#### Task instructions
Tally the lines that contain the string "marker" and give the number by itself.

Entries with figure data:
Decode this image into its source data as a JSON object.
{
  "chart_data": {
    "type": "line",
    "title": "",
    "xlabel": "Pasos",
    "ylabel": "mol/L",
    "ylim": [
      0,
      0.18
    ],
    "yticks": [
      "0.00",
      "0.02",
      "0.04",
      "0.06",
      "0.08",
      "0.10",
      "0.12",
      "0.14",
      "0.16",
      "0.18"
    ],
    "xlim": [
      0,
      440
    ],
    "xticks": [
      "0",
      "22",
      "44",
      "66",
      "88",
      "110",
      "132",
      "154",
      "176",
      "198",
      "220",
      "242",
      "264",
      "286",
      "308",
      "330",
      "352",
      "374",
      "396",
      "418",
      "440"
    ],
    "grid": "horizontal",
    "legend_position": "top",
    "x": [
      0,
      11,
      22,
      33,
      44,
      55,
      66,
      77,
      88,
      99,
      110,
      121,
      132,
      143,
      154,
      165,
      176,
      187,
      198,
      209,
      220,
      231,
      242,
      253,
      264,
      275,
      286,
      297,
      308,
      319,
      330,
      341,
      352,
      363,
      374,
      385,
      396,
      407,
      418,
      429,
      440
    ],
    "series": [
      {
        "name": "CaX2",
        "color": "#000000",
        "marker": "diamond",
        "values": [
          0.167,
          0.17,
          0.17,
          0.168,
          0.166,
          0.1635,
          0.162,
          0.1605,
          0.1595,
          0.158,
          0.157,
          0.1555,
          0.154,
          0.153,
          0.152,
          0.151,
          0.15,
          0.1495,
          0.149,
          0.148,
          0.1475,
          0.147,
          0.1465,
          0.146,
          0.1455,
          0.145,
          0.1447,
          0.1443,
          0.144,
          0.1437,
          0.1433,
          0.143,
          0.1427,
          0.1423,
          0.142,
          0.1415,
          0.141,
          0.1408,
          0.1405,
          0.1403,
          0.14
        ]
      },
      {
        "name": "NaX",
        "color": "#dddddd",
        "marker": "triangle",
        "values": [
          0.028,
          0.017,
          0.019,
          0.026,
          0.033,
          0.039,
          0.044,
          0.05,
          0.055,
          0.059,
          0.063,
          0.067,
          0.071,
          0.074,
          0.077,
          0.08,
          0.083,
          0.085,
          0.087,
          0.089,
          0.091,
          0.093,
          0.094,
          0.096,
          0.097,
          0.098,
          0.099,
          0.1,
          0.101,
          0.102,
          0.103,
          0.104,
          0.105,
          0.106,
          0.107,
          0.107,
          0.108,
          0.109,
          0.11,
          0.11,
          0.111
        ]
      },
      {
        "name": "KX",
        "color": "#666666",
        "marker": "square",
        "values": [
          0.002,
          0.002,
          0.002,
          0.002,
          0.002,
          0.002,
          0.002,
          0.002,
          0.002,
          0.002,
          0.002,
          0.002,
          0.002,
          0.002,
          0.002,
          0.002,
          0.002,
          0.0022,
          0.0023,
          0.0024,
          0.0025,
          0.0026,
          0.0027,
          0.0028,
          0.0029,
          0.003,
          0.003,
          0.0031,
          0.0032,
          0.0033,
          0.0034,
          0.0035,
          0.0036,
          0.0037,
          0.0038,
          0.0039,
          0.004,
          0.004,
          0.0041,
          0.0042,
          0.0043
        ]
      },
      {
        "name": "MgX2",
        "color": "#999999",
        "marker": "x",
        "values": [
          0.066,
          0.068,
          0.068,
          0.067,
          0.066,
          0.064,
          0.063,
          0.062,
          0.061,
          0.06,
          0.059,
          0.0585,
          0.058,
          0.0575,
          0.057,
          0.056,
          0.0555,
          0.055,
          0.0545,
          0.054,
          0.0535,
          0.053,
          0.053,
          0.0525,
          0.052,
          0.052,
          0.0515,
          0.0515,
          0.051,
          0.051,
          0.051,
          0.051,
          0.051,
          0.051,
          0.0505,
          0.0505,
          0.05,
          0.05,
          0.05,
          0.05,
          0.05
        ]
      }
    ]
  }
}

#### Answer to this exercise
4